→ **Tasks and exercises**
A – Translate this sentence from the mailing list post about the GitHub integration proposal into Spanish: "The tool will use the administrator's GitHub username as the creator of the issue."
B – In the mailing list post about the GitHub integration proposal, the writer asks what form the tool should take. List every option the writer gives.
C – From the mailing list post about the GitHub integration proposal, output the stretch from "I have given" through "a GitHub issue.".
-- Start of Reading text --
2015-03-19 Thread Prabhanshu Abhishek
Hi,
I am Prabhanshu Abhishek, second year undergraduate student at Indian
Institute of Technology,Kanpur (IIT Kanpur), studying Computer Science and
Engineering.

I am very much interested in the project GitHub/Development tools
integration under Gsoc'15.
I have given much thought on how it can be implemented, can i get feedback
on my implementation. The draft for the proposal:

Creating a tool that will take a thread from a Mailman mailing list and
turn it into a thread on a GitHub issue.

In short:
I propose to make a user interface which will be accessible to the list
administrator. If the administrator thinks that a thread or multiple
threads could be an issue for his/her development organisation's
repository, he/she can mark the thread for posting, and the backend will
process it with the GitHub API to send it to the repository as an issue.

In detail:
1) User interface: A simple webpage that will have an option to mark
threads and a send_to_github button which initiates the backend process to
convert the thread into a series of comments used to raise the issue.

2) Processing emails: The UI for the administrator will have an interface
to edit emails so as to discard any unwanted piece of the emails (such as
the reply emails containing the previous mails' conversation). The backend
process will also be able to do the initial work for this on its own (as
the previous mail conversation probably starts with ).

3) Github API: The thread's subject will be, by default, used as the main
title for the issue, or the administrator can provide an alternate title.
The backend will find out which other emails are to be posted as comments
(as the emails header contains an in reply to: field). The tool will use
the administrator's GitHub username as the creator of the issue. It will
use OAuth2 authentication with GitHub. The issue comment will contain
content of the email within the original mailing list thread. The tool will
use this information to post the issue to the GitHub repository's issue
tracker, using the GitHub API.
Actually, the user interface can be made available to all the users
subscribed to that mailing list.

4) The backend will be written in Python, which will interact with the REST
API and the GitHub APIs to do all its work.

I have some specific questions also, like:
Should this be a standalone web interface, or should it be a plugin for
HyperKitty or Postorius, or should it be a command-line tool.

Hoping for some feedback on the proposal'draft.

Also,
I think there is no mentor specified to the project, so, i want to ask if
some of you might be interested in this project.
-- End of Reading text --
-- Start of Extracted information --
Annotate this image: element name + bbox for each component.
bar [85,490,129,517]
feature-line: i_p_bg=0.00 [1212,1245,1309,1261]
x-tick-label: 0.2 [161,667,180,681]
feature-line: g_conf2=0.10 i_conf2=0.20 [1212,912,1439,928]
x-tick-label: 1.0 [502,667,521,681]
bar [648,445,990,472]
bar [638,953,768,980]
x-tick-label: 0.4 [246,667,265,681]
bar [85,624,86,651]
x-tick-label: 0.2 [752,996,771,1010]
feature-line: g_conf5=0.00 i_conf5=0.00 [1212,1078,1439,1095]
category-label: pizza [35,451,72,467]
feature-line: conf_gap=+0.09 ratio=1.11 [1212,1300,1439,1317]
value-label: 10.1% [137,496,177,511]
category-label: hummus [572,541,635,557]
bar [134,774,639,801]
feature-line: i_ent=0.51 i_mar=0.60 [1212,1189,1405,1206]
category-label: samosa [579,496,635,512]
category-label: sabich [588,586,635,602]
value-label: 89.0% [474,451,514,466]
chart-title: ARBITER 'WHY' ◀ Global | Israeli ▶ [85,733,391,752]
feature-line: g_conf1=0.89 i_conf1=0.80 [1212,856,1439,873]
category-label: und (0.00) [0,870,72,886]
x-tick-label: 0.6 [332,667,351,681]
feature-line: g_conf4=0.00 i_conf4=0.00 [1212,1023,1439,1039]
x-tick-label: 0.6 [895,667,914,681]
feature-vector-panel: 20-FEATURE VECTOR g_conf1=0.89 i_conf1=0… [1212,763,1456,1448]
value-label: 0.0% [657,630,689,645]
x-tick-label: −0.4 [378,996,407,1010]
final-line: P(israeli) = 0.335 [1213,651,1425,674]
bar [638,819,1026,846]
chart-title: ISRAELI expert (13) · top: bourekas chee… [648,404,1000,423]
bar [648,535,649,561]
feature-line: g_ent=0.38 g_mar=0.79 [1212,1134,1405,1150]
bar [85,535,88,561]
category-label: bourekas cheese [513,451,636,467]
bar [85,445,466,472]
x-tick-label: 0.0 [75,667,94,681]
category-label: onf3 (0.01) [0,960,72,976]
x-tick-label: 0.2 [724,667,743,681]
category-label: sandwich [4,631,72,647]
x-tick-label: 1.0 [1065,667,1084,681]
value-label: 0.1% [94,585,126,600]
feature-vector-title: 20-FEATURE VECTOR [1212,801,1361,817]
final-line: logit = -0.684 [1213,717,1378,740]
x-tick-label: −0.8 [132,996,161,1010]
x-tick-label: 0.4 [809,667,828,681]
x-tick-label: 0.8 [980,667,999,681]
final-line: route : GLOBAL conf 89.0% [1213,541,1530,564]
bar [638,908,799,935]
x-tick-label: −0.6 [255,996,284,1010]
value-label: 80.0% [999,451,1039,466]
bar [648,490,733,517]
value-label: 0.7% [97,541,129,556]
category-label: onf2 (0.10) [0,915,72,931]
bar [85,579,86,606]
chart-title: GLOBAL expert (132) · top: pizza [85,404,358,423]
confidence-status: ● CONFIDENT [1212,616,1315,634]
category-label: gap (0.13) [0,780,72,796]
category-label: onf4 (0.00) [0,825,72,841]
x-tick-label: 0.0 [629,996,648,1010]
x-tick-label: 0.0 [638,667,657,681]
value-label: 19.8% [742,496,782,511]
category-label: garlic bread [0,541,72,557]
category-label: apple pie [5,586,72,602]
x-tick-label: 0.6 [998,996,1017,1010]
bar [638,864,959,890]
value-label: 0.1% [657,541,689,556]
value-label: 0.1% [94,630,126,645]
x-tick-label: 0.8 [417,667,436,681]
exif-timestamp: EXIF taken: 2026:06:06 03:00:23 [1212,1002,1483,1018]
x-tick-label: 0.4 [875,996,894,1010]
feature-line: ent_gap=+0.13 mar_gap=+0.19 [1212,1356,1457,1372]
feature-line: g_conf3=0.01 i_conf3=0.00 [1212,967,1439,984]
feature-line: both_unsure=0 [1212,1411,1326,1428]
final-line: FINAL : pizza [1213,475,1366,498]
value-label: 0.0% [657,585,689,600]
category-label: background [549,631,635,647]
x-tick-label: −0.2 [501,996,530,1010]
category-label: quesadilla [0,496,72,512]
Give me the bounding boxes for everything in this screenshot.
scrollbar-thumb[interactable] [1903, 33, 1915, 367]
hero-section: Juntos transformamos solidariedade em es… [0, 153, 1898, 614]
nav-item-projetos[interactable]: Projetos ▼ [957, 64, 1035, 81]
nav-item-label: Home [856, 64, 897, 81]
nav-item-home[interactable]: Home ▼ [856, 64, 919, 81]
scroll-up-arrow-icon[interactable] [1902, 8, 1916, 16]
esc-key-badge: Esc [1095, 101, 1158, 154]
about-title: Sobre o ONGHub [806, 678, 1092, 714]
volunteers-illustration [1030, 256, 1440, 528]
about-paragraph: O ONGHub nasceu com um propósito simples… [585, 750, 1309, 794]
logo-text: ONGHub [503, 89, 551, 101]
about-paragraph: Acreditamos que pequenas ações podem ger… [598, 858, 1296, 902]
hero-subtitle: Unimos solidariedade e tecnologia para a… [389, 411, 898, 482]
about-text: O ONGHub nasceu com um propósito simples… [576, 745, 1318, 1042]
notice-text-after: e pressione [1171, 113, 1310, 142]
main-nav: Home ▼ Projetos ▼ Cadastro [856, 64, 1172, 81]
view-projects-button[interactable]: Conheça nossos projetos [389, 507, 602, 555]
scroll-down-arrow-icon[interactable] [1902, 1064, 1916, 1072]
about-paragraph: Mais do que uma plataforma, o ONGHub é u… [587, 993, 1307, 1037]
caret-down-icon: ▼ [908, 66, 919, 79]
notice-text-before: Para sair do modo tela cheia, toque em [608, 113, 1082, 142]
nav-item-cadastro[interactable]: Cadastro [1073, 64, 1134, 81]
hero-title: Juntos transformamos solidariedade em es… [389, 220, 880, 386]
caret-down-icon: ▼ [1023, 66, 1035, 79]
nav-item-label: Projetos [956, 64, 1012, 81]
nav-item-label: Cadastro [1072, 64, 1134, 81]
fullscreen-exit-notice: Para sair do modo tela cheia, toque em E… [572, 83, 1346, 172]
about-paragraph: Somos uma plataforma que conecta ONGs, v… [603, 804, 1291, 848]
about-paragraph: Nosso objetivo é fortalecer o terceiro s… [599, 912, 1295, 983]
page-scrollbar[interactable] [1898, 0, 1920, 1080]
-- End of Extracted information --
→ **Response list**
A – La herramienta usará el nombre de usuario de GitHub del administrador como creador de la incidencia.

B –
- A standalone web interface
- A plugin for HyperKitty or Postorius
- A command-line tool

C –
I have given much thought on how it can be implemented, can i get feedback
on my implementation. The draft for the proposal:

Creating a tool that will take a thread from a Mailman mailing list and
turn it into a thread on a GitHub issue.